Dataset entries
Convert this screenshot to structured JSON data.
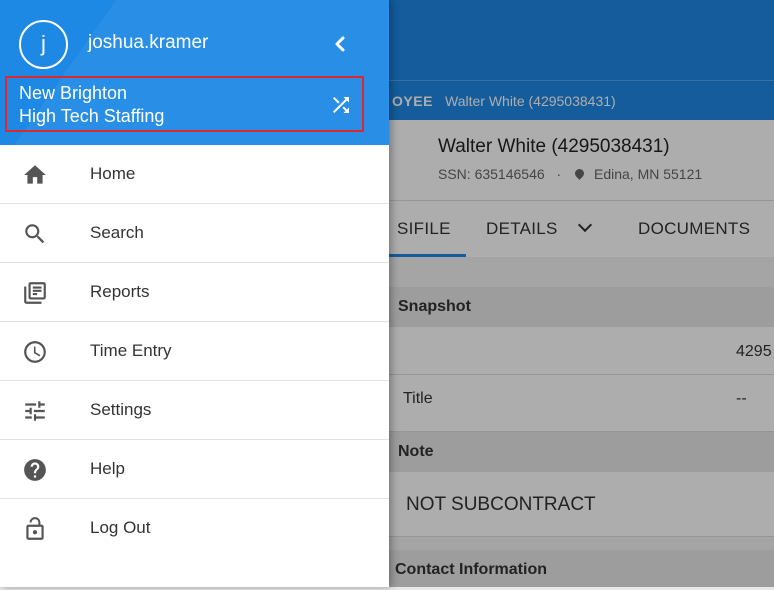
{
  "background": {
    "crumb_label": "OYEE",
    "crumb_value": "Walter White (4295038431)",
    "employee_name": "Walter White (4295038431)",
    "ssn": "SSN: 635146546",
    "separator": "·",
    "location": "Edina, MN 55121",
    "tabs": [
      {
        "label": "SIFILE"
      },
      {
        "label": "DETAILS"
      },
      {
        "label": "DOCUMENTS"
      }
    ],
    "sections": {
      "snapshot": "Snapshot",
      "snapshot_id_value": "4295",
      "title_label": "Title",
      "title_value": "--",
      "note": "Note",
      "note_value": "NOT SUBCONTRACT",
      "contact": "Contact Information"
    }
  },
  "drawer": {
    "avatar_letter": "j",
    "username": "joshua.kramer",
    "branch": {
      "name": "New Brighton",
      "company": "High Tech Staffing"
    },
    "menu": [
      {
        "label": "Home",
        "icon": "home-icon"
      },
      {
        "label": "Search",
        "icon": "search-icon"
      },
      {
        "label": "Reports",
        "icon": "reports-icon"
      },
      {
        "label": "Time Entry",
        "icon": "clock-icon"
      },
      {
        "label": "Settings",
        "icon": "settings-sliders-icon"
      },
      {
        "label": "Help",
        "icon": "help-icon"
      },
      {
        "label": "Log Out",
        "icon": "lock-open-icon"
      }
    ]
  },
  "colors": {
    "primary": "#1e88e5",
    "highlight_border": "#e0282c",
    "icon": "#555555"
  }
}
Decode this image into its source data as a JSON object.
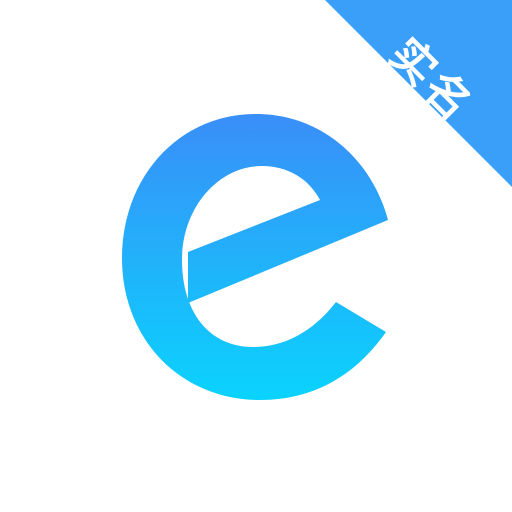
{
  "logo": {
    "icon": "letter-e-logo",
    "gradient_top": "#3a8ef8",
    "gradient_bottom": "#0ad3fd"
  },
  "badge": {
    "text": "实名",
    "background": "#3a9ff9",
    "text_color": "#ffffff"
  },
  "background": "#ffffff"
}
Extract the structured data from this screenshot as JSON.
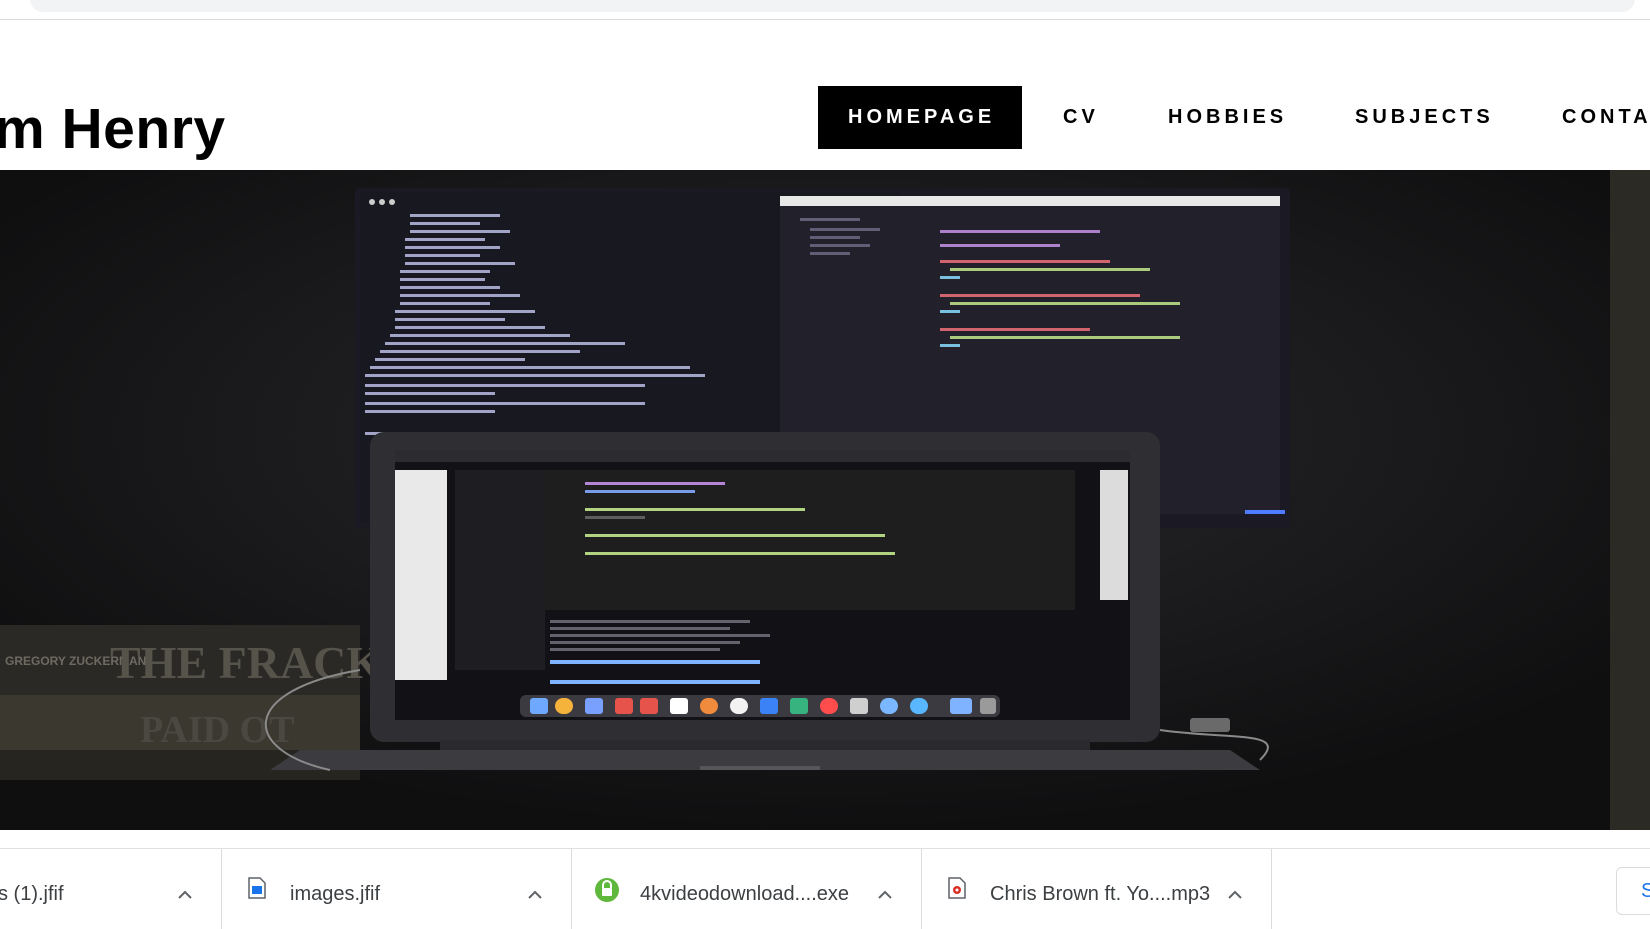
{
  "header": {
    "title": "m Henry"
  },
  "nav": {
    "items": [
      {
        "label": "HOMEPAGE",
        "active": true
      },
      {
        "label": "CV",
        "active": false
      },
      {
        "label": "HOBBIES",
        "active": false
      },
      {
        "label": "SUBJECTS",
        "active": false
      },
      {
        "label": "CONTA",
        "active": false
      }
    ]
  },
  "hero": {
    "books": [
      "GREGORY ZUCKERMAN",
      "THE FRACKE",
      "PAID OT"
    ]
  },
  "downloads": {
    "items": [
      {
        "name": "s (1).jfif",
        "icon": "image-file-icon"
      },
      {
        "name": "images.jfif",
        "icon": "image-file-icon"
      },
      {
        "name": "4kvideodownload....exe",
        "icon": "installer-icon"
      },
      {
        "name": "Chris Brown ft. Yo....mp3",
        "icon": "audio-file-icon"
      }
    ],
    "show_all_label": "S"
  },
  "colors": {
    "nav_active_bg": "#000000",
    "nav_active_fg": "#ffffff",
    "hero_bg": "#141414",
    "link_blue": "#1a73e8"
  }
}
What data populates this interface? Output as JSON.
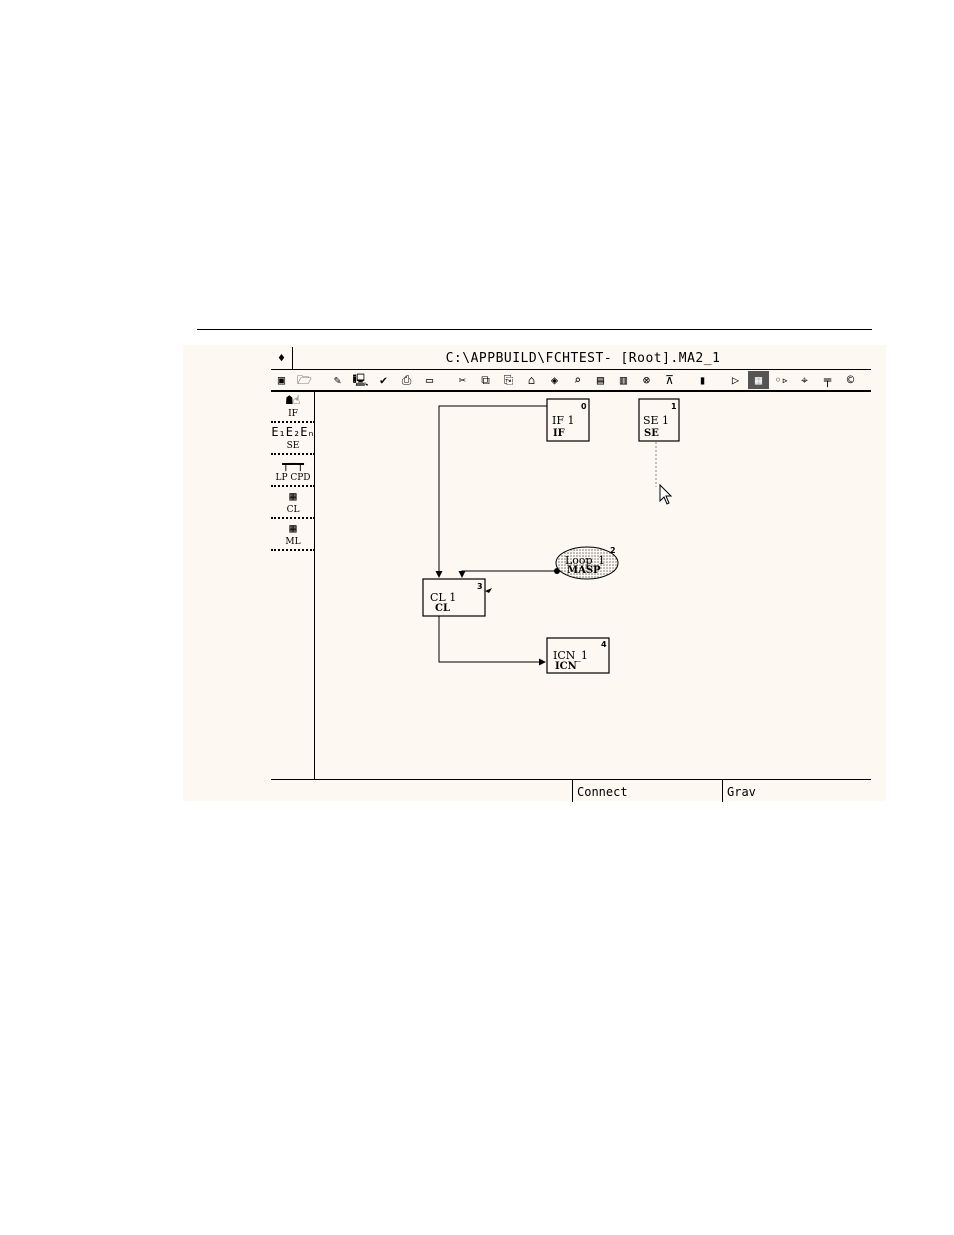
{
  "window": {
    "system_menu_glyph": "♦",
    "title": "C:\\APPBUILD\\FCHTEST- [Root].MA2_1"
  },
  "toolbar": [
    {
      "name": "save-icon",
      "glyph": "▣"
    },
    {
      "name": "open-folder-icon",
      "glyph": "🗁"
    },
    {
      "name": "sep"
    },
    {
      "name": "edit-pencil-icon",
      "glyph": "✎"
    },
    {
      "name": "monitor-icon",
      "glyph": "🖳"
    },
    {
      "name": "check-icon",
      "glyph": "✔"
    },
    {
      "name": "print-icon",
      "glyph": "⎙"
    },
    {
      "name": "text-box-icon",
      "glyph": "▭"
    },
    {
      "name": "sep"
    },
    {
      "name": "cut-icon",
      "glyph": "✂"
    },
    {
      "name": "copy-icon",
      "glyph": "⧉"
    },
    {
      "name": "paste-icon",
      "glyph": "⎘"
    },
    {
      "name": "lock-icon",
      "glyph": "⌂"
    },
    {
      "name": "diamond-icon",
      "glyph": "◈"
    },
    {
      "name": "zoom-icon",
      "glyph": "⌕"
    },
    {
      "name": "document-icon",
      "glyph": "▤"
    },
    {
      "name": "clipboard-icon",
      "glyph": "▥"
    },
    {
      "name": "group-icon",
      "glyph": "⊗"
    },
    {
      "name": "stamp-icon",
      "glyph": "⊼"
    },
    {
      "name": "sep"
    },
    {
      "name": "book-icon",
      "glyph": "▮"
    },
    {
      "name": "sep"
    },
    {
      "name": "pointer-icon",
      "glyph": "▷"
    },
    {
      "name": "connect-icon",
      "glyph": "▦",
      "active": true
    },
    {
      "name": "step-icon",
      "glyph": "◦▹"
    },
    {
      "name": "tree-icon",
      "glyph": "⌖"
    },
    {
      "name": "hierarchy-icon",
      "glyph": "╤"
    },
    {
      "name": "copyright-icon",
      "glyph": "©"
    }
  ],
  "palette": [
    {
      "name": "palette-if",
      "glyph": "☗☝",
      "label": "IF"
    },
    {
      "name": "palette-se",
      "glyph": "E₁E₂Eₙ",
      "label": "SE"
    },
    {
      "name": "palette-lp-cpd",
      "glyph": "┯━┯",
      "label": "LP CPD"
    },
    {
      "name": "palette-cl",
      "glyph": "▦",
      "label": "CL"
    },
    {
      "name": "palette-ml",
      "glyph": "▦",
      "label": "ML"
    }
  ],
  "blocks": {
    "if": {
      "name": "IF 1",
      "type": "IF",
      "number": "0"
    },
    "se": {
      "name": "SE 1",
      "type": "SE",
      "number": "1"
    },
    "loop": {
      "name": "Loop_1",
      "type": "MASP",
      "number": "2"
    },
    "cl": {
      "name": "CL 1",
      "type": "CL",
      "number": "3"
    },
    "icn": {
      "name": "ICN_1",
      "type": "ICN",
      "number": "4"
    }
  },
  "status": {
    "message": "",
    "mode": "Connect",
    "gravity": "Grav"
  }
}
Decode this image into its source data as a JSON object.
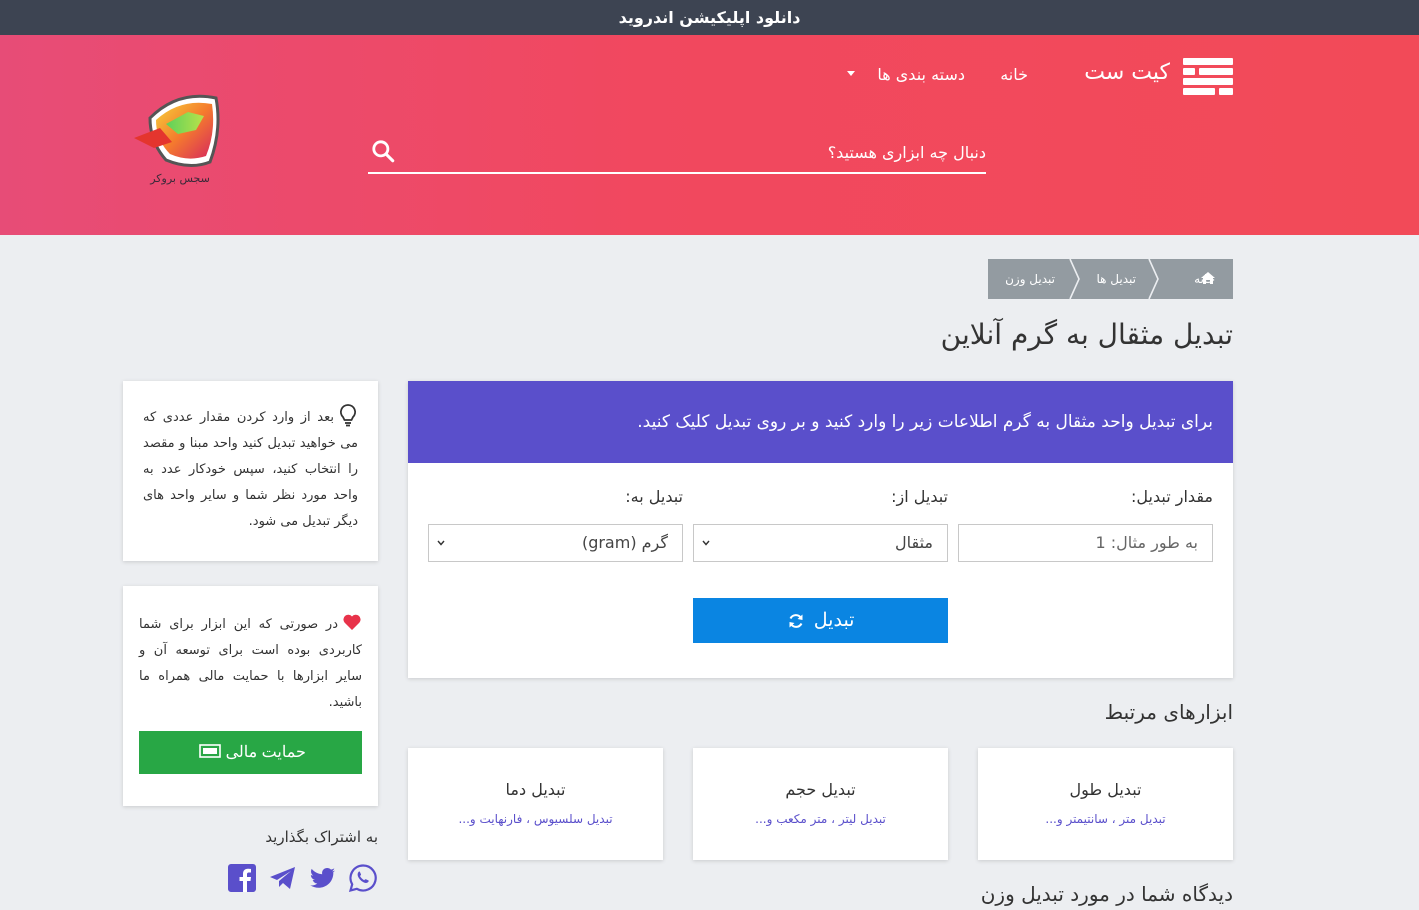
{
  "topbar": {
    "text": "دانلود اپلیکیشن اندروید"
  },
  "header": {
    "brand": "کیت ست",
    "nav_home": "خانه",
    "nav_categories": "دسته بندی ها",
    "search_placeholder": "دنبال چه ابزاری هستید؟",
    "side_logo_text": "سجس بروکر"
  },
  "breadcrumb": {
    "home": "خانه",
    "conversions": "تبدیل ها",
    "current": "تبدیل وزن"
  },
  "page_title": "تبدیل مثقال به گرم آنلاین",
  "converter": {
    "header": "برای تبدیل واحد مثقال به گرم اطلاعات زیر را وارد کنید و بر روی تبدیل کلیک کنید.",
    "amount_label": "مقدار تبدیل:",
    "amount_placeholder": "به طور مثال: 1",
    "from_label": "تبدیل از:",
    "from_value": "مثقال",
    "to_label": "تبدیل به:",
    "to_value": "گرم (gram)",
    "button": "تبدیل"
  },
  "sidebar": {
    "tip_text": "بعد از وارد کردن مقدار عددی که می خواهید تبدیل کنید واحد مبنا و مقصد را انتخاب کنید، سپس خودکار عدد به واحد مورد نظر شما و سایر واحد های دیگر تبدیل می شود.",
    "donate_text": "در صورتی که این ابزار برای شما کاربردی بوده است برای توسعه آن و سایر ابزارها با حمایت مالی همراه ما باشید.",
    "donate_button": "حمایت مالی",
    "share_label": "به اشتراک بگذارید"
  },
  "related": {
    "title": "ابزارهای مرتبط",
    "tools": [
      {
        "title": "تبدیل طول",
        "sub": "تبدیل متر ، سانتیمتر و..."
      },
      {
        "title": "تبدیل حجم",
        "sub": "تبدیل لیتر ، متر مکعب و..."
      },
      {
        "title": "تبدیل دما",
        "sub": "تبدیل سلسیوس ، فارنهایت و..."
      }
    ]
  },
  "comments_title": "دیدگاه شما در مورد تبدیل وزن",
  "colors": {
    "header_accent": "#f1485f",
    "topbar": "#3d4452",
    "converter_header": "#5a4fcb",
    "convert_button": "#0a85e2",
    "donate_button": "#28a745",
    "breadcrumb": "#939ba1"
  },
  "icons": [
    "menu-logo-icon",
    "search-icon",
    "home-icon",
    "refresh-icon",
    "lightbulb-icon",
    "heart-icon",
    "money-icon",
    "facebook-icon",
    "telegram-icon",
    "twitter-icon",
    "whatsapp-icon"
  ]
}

PROBLEM DETAILS: Copy in full each line that holds the word "type".

RESPONSE TO THIS TASK:
      "type": "IF",
      "type": "SE",
      "type": "MASP",
      "type": "CL",
      "type": "ICN",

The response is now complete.